» Data for the task
# # # #

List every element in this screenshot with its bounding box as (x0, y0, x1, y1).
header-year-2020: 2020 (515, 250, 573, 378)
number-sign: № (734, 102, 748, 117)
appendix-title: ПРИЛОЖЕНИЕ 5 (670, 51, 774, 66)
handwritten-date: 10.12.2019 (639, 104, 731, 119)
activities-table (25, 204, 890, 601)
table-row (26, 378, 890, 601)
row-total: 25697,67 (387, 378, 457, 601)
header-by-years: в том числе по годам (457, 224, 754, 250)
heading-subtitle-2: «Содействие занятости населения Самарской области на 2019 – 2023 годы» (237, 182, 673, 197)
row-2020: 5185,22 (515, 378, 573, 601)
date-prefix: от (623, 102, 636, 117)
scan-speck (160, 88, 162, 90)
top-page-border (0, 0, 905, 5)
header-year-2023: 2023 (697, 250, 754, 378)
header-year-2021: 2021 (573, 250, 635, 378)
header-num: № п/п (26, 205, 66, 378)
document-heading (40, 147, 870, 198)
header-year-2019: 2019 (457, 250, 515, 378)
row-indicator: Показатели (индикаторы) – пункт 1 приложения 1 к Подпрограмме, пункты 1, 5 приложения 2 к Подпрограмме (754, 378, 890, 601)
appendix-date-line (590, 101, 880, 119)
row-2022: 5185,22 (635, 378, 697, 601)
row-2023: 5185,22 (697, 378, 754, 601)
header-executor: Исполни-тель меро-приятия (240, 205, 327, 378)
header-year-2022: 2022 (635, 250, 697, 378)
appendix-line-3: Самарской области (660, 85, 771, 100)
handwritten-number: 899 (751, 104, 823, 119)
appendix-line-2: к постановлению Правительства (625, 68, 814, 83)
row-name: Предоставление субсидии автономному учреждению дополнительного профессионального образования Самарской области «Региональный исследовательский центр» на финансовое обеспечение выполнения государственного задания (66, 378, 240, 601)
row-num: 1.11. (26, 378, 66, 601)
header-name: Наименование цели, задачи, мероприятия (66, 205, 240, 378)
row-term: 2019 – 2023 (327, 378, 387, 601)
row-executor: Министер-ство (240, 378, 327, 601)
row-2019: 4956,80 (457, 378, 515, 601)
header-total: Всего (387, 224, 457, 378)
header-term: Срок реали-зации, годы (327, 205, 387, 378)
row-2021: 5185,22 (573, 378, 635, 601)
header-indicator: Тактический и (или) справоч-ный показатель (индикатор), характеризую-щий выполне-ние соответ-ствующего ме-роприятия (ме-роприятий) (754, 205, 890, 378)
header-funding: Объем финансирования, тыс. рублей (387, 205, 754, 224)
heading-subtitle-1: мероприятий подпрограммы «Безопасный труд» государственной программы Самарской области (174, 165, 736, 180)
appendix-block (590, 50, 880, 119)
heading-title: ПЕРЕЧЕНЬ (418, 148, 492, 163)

# # # #

» Task description
Present the data above as a Markdown table with the columns Row and Data line. Give each non-blank line its own row, numbered in order from the first line.

» Full solution
| Row | Data line |
|---|---|
| 1 | List every element in this screenshot with its bounding box as (x0, y0, x1, y1). |
| 2 | header-year-2020: 2020 (515, 250, 573, 378) |
| 3 | number-sign: № (734, 102, 748, 117) |
| 4 | appendix-title: ПРИЛОЖЕНИЕ 5 (670, 51, 774, 66) |
| 5 | handwritten-date: 10.12.2019 (639, 104, 731, 119) |
| 6 | activities-table (25, 204, 890, 601) |
| 7 | table-row (26, 378, 890, 601) |
| 8 | row-total: 25697,67 (387, 378, 457, 601) |
| 9 | header-by-years: в том числе по годам (457, 224, 754, 250) |
| 10 | heading-subtitle-2: «Содействие занятости населения Самарской области на 2019 – 2023 годы» (237, 182, 673, 197) |
| 11 | row-2020: 5185,22 (515, 378, 573, 601) |
| 12 | date-prefix: от (623, 102, 636, 117) |
| 13 | scan-speck (160, 88, 162, 90) |
| 14 | top-page-border (0, 0, 905, 5) |
| 15 | header-year-2023: 2023 (697, 250, 754, 378) |
| 16 | header-year-2021: 2021 (573, 250, 635, 378) |
| 17 | header-num: № п/п (26, 205, 66, 378) |
| 18 | document-heading (40, 147, 870, 198) |
| 19 | header-year-2019: 2019 (457, 250, 515, 378) |
| 20 | row-indicator: Показатели (индикаторы) – пункт 1 приложения 1 к Подпрограмме, пункты 1, 5 приложения 2 к Подпрограмме (754, 378, 890, 601) |
| 21 | appendix-date-line (590, 101, 880, 119) |
| 22 | row-2022: 5185,22 (635, 378, 697, 601) |
| 23 | row-2023: 5185,22 (697, 378, 754, 601) |
| 24 | header-executor: Исполни-тель меро-приятия (240, 205, 327, 378) |
| 25 | header-year-2022: 2022 (635, 250, 697, 378) |
| 26 | appendix-line-3: Самарской области (660, 85, 771, 100) |
| 27 | handwritten-number: 899 (751, 104, 823, 119) |
| 28 | appendix-line-2: к постановлению Правительства (625, 68, 814, 83) |
| 29 | row-name: Предоставление субсидии автономному учреждению дополнительного профессионального образования Самарской области «Региональный исследовательский центр» на финансовое обеспечение выполнения государственного задания (66, 378, 240, 601) |
| 30 | row-num: 1.11. (26, 378, 66, 601) |
| 31 | header-name: Наименование цели, задачи, мероприятия (66, 205, 240, 378) |
| 32 | row-term: 2019 – 2023 (327, 378, 387, 601) |
| 33 | row-executor: Министер-ство (240, 378, 327, 601) |
| 34 | row-2019: 4956,80 (457, 378, 515, 601) |
| 35 | header-total: Всего (387, 224, 457, 378) |
| 36 | header-term: Срок реали-зации, годы (327, 205, 387, 378) |
| 37 | row-2021: 5185,22 (573, 378, 635, 601) |
| 38 | header-indicator: Тактический и (или) справоч-ный показатель (индикатор), характеризую-щий выполне-ние соответ-ствующего ме-роприятия (ме-роприятий) (754, 205, 890, 378) |
| 39 | header-funding: Объем финансирования, тыс. рублей (387, 205, 754, 224) |
| 40 | heading-subtitle-1: мероприятий подпрограммы «Безопасный труд» государственной программы Самарской области (174, 165, 736, 180) |
| 41 | appendix-block (590, 50, 880, 119) |
| 42 | heading-title: ПЕРЕЧЕНЬ (418, 148, 492, 163) |